* **What the task requires**:
Please print the full listing exactly.

[Stored items]
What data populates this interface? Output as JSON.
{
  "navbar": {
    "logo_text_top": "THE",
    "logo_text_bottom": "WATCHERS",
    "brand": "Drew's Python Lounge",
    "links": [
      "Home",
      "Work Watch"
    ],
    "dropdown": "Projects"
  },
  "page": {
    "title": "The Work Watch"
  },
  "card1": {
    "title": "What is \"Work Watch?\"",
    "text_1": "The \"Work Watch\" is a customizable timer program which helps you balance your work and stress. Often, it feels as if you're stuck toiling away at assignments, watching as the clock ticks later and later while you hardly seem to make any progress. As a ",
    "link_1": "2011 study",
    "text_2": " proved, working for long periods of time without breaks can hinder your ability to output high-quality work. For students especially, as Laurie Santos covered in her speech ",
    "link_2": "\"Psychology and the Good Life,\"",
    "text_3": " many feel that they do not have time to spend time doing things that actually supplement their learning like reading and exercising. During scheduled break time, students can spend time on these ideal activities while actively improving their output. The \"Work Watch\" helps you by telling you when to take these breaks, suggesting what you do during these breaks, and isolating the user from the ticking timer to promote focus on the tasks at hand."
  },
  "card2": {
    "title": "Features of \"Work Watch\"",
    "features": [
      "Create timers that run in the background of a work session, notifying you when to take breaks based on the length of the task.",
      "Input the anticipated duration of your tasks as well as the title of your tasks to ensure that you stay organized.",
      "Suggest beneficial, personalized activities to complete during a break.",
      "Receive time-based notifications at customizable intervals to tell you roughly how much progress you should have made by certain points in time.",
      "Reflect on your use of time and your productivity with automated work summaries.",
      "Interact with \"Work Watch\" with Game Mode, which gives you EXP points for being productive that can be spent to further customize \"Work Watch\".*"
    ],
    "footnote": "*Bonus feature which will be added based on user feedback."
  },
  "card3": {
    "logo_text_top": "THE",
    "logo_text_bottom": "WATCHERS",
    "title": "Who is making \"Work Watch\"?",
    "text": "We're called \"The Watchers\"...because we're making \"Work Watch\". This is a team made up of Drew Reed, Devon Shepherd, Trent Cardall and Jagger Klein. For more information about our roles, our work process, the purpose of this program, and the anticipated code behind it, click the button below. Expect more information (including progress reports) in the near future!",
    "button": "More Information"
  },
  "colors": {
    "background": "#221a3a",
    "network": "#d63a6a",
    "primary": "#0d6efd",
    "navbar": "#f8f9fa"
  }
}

* **Correct result**:
What data populates this interface? Output as JSON.
{
  "navbar": {
    "logo_text_top": "THE",
    "logo_text_bottom": "WATCHERS",
    "brand": "Drew's Python Lounge",
    "links": [
      "Home",
      "Work Watch"
    ],
    "dropdown": "Projects"
  },
  "page": {
    "title": "The Work Watch"
  },
  "card1": {
    "title": "What is \"Work Watch?\"",
    "text_1": "The \"Work Watch\" is a customizable timer program which helps you balance your work and stress. Often, it feels as if you're stuck toiling away at assignments, watching as the clock ticks later and later while you hardly seem to make any progress. As a ",
    "link_1": "2011 study",
    "text_2": " proved, working for long periods of time without breaks can hinder your ability to output high-quality work. For students especially, as Laurie Santos covered in her speech ",
    "link_2": "\"Psychology and the Good Life,\"",
    "text_3": " many feel that they do not have time to spend time doing things that actually supplement their learning like reading and exercising. During scheduled break time, students can spend time on these ideal activities while actively improving their output. The \"Work Watch\" helps you by telling you when to take these breaks, suggesting what you do during these breaks, and isolating the user from the ticking timer to promote focus on the tasks at hand."
  },
  "card2": {
    "title": "Features of \"Work Watch\"",
    "features": [
      "Create timers that run in the background of a work session, notifying you when to take breaks based on the length of the task.",
      "Input the anticipated duration of your tasks as well as the title of your tasks to ensure that you stay organized.",
      "Suggest beneficial, personalized activities to complete during a break.",
      "Receive time-based notifications at customizable intervals to tell you roughly how much progress you should have made by certain points in time.",
      "Reflect on your use of time and your productivity with automated work summaries.",
      "Interact with \"Work Watch\" with Game Mode, which gives you EXP points for being productive that can be spent to further customize \"Work Watch\".*"
    ],
    "footnote": "*Bonus feature which will be added based on user feedback."
  },
  "card3": {
    "logo_text_top": "THE",
    "logo_text_bottom": "WATCHERS",
    "title": "Who is making \"Work Watch\"?",
    "text": "We're called \"The Watchers\"...because we're making \"Work Watch\". This is a team made up of Drew Reed, Devon Shepherd, Trent Cardall and Jagger Klein. For more information about our roles, our work process, the purpose of this program, and the anticipated code behind it, click the button below. Expect more information (including progress reports) in the near future!",
    "button": "More Information"
  },
  "colors": {
    "background": "#221a3a",
    "network": "#d63a6a",
    "primary": "#0d6efd",
    "navbar": "#f8f9fa"
  }
}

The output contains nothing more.